Instruction: Render everything from the line containing "- right-tick-35s: 35°0'S: [537, 406, 550, 441]" down to the line containing "- outside-point: [394, 196, 397, 199]" as a JSON list of strings, one string per line, skipping blank lines.

Records
====

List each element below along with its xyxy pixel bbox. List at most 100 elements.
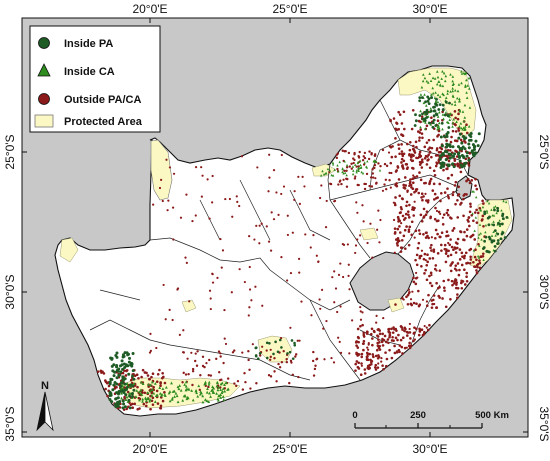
- right-tick-35s: 35°0'S: [537, 406, 550, 441]
- legend-inside-pa: Inside PA: [64, 38, 113, 50]
- outside-point: [445, 250, 448, 253]
- pa-point: [418, 99, 422, 103]
- ca-point: [183, 394, 187, 397]
- bottom-tick-30e: 30°0'E: [412, 442, 447, 456]
- outside-point: [417, 333, 421, 337]
- ca-point: [435, 70, 439, 73]
- outside-point: [430, 155, 433, 159]
- outside-point: [171, 206, 175, 209]
- pa-point: [258, 351, 262, 355]
- outside-point: [407, 213, 410, 217]
- pa-point: [115, 376, 119, 380]
- ca-point: [170, 397, 174, 401]
- outside-point: [367, 348, 370, 351]
- outside-point: [376, 366, 380, 369]
- pa-point: [117, 367, 121, 371]
- ca-point: [451, 125, 454, 128]
- outside-point: [433, 173, 437, 177]
- outside-point: [456, 293, 459, 296]
- outside-point: [394, 196, 397, 199]
- outside-point: [421, 158, 424, 161]
- outside-point: [434, 206, 437, 210]
- outside-point: [391, 331, 395, 334]
- outside-point: [164, 318, 167, 321]
- ca-point: [146, 396, 150, 400]
- pa-point: [452, 165, 456, 169]
- outside-point: [397, 178, 401, 181]
- outside-point: [280, 192, 283, 196]
- outside-point: [429, 271, 433, 275]
- outside-point: [199, 374, 202, 377]
- outside-point: [411, 108, 415, 112]
- outside-point: [443, 191, 447, 194]
- outside-point: [475, 271, 479, 275]
- outside-point: [356, 327, 360, 331]
- outside-point: [380, 360, 383, 363]
- outside-point: [438, 235, 442, 239]
- ca-point: [498, 219, 501, 222]
- pa-point: [459, 147, 463, 151]
- ca-point: [474, 195, 478, 199]
- outside-point: [476, 265, 479, 269]
- outside-point: [481, 199, 484, 203]
- outside-point: [397, 333, 400, 337]
- outside-point: [417, 191, 421, 195]
- pa-point: [121, 375, 125, 379]
- outside-point: [478, 261, 482, 265]
- ca-point: [437, 121, 441, 125]
- outside-point: [384, 187, 388, 191]
- outside-point: [401, 133, 404, 137]
- outside-point: [403, 329, 406, 333]
- bottom-tick-20e: 20°0'E: [132, 442, 167, 456]
- outside-point: [354, 251, 357, 255]
- outside-point: [243, 371, 246, 375]
- ca-point: [141, 397, 145, 401]
- pa-point: [445, 135, 449, 139]
- pa-point: [129, 363, 133, 367]
- outside-point: [465, 279, 469, 283]
- outside-point: [159, 404, 163, 408]
- outside-point: [466, 261, 470, 265]
- top-tick-25e: 25°0'E: [272, 2, 307, 16]
- outside-point: [172, 172, 176, 175]
- outside-point: [339, 305, 342, 308]
- outside-point: [408, 290, 411, 294]
- inside-ca-legend-symbol: [37, 63, 51, 77]
- outside-point: [107, 384, 111, 388]
- outside-point: [419, 213, 423, 217]
- ca-point: [428, 110, 431, 113]
- pa-point: [274, 340, 277, 344]
- outside-point: [236, 379, 240, 383]
- outside-point: [445, 230, 449, 234]
- outside-point: [454, 130, 458, 133]
- outside-point: [414, 276, 418, 280]
- outside-point: [162, 283, 165, 287]
- ca-point: [494, 205, 497, 208]
- outside-point: [415, 253, 419, 257]
- outside-point: [432, 169, 436, 173]
- ca-point: [324, 171, 328, 175]
- outside-point: [405, 163, 409, 166]
- outside-point: [298, 339, 301, 342]
- outside-point: [182, 351, 185, 354]
- outside-point: [310, 314, 313, 317]
- inside-pa-points: [108, 95, 509, 410]
- outside-point: [377, 162, 380, 165]
- pa-point: [124, 393, 128, 397]
- outside-point: [418, 160, 422, 164]
- outside-point: [389, 119, 392, 123]
- outside-point: [388, 179, 391, 182]
- outside-point: [434, 154, 438, 157]
- outside-point: [409, 298, 413, 301]
- outside-point: [269, 348, 272, 351]
- outside-point: [424, 231, 428, 235]
- pa-point: [429, 109, 433, 113]
- pa-point: [125, 387, 129, 391]
- outside-point: [211, 281, 215, 284]
- pa-point: [414, 113, 417, 117]
- pa-point: [481, 247, 485, 251]
- outside-point: [149, 349, 152, 352]
- outside-point: [369, 176, 373, 179]
- ca-point: [446, 92, 449, 95]
- outside-point: [404, 247, 407, 250]
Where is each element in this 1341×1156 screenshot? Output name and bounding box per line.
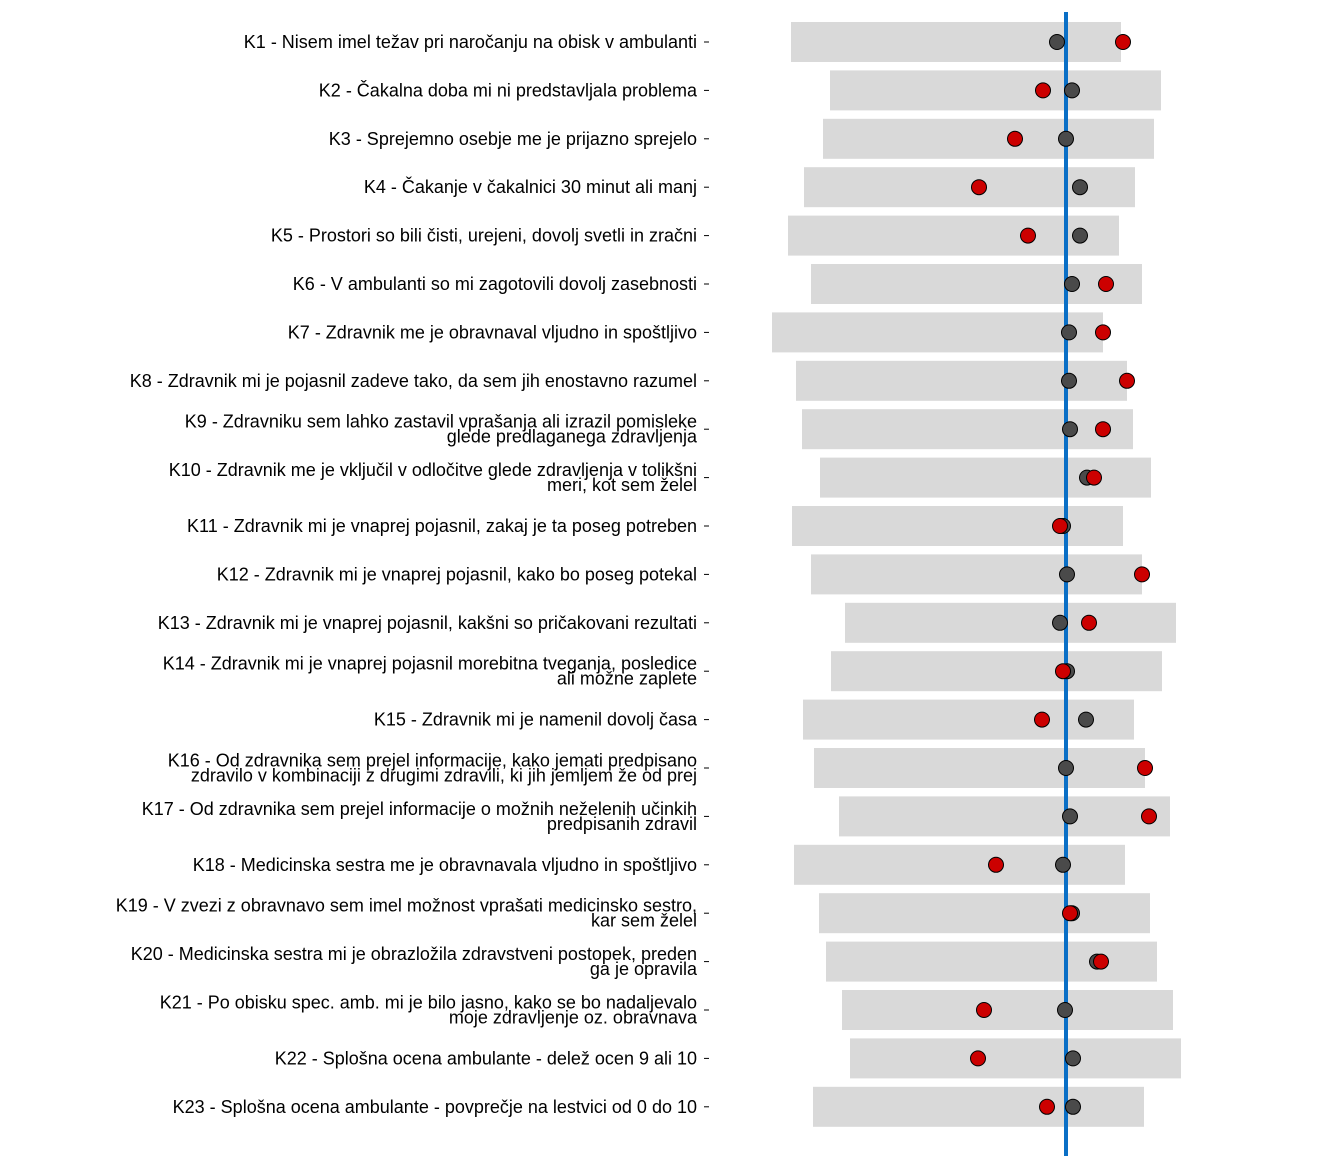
category-label: K22 - Splošna ocena ambulante - delež oc… [275, 1048, 697, 1068]
category-label: K21 - Po obisku spec. amb. mi je bilo ja… [160, 993, 697, 1013]
marker-a-point [1061, 324, 1077, 341]
range-bar [850, 1038, 1181, 1079]
marker-a-point [1058, 760, 1074, 776]
marker-b-point [1081, 614, 1097, 631]
category-label: K11 - Zdravnik mi je vnaprej pojasnil, z… [187, 516, 697, 536]
marker-a-point [1052, 614, 1068, 631]
marker-b-point [1098, 276, 1114, 292]
category-label: predpisanih zdravil [547, 814, 697, 834]
marker-b-point [1093, 953, 1109, 970]
range-bar [839, 796, 1170, 837]
range-bar [814, 748, 1145, 788]
category-labels-layer: K1 - Nisem imel težav pri naročanju na o… [116, 32, 709, 1117]
marker-b-point [1055, 663, 1071, 680]
marker-a-point [1065, 1050, 1081, 1067]
category-label: K4 - Čakanje v čakalnici 30 minut ali ma… [364, 176, 697, 197]
category-label: K23 - Splošna ocena ambulante - povprečj… [173, 1097, 697, 1117]
category-label: K17 - Od zdravnika sem prejel informacij… [142, 799, 697, 819]
marker-b-point [1039, 1098, 1055, 1115]
marker-a-point [1072, 179, 1088, 196]
marker-b-point [1020, 227, 1036, 244]
category-label: K2 - Čakalna doba mi ni predstavljala pr… [319, 79, 698, 100]
marker-a-point [1062, 421, 1078, 438]
range-bar [811, 264, 1142, 304]
marker-a-point [1055, 856, 1071, 873]
marker-b-point [1134, 566, 1150, 583]
category-label: K15 - Zdravnik mi je namenil dovolj časa [374, 710, 698, 730]
category-label: ga je opravila [590, 959, 698, 979]
marker-a-point [1064, 276, 1080, 292]
range-bar [831, 651, 1162, 692]
category-label: K6 - V ambulanti so mi zagotovili dovolj… [293, 274, 697, 294]
range-bar [811, 554, 1142, 595]
marker-b-point [1035, 82, 1051, 99]
marker-a-point [1064, 82, 1080, 99]
marker-b-point [1062, 905, 1078, 922]
marker-b-point [988, 856, 1004, 873]
marker-b-point [971, 179, 987, 196]
range-bar [830, 70, 1161, 111]
range-bar [842, 990, 1173, 1030]
marker-a-point [1072, 227, 1088, 244]
marker-b-point [1086, 469, 1102, 486]
range-bar [788, 215, 1119, 256]
marker-b-point [1137, 760, 1153, 776]
category-label: K10 - Zdravnik me je vključil v odločitv… [169, 460, 697, 480]
category-label: meri, kot sem želel [547, 475, 697, 495]
marker-b-point [1052, 518, 1068, 534]
category-label: K1 - Nisem imel težav pri naročanju na o… [244, 32, 697, 52]
category-label: glede predlaganega zdravljenja [447, 427, 698, 447]
range-bar [791, 22, 1121, 62]
markers-layer [970, 34, 1157, 1115]
range-bar [794, 844, 1125, 885]
category-label: K7 - Zdravnik me je obravnaval vljudno i… [288, 322, 697, 342]
marker-b-point [976, 1002, 992, 1018]
marker-a-point [1057, 1002, 1073, 1018]
range-bars-layer [772, 22, 1181, 1127]
category-label: K5 - Prostori so bili čisti, urejeni, do… [271, 226, 697, 246]
category-label: K14 - Zdravnik mi je vnaprej pojasnil mo… [163, 654, 697, 674]
marker-b-point [1095, 421, 1111, 438]
marker-a-point [1058, 130, 1074, 147]
marker-b-point [1141, 808, 1157, 825]
marker-b-point [1034, 711, 1050, 728]
range-bar [819, 893, 1150, 934]
marker-a-point [1065, 1098, 1081, 1115]
range-bar [813, 1086, 1144, 1127]
category-label: K16 - Od zdravnika sem prejel informacij… [168, 751, 697, 771]
category-label: moje zdravljenje oz. obravnava [449, 1008, 698, 1028]
marker-a-point [1078, 711, 1094, 728]
marker-a-point [1061, 372, 1077, 389]
range-bar [845, 602, 1176, 643]
marker-a-point [1049, 34, 1065, 50]
range-bar [792, 506, 1123, 546]
category-label: K9 - Zdravniku sem lahko zastavil vpraša… [185, 412, 697, 432]
category-label: zdravilo v kombinaciji z drugimi zdravil… [191, 766, 697, 786]
range-bar [796, 360, 1127, 401]
category-label: K8 - Zdravnik mi je pojasnil zadeve tako… [130, 371, 697, 391]
marker-a-point [1059, 566, 1075, 583]
category-label: K3 - Sprejemno osebje me je prijazno spr… [329, 129, 697, 149]
marker-b-point [970, 1050, 986, 1067]
category-label: K13 - Zdravnik mi je vnaprej pojasnil, k… [158, 613, 697, 633]
marker-b-point [1007, 130, 1023, 147]
marker-b-point [1115, 34, 1131, 50]
range-bar [823, 118, 1154, 159]
category-label: K18 - Medicinska sestra me je obravnaval… [193, 855, 697, 875]
range-bar [772, 312, 1103, 353]
category-label: kar sem želel [591, 911, 697, 931]
marker-a-point [1062, 808, 1078, 825]
marker-b-point [1119, 372, 1135, 389]
range-bar [802, 409, 1133, 450]
category-label: K20 - Medicinska sestra mi je obrazložil… [131, 944, 697, 964]
category-label: ali možne zaplete [557, 669, 697, 689]
category-label: K19 - V zvezi z obravnavo sem imel možno… [116, 896, 697, 916]
category-label: K12 - Zdravnik mi je vnaprej pojasnil, k… [217, 564, 697, 584]
marker-b-point [1095, 324, 1111, 341]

====

Solution to this task:
[
  "- right-tick-35s: 35°0'S: [537, 406, 550, 441]",
  "- legend-inside-pa: Inside PA: [64, 38, 113, 50]",
  "- outside-point: [445, 250, 448, 253]",
  "- pa-point: [418, 99, 422, 103]",
  "- ca-point: [183, 394, 187, 397]",
  "- bottom-tick-30e: 30°0'E: [412, 442, 447, 456]",
  "- outside-point: [417, 333, 421, 337]",
  "- ca-point: [435, 70, 439, 73]",
  "- outside-point: [430, 155, 433, 159]",
  "- outside-point: [171, 206, 175, 209]",
  "- pa-point: [258, 351, 262, 355]",
  "- outside-point: [407, 213, 410, 217]",
  "- pa-point: [115, 376, 119, 380]",
  "- ca-point: [170, 397, 174, 401]",
  "- outside-point: [367, 348, 370, 351]",
  "- outside-point: [376, 366, 380, 369]",
  "- pa-point: [117, 367, 121, 371]",
  "- ca-point: [451, 125, 454, 128]",
  "- outside-point: [433, 173, 437, 177]",
  "- outside-point: [456, 293, 459, 296]",
  "- outside-point: [394, 196, 397, 199]"
]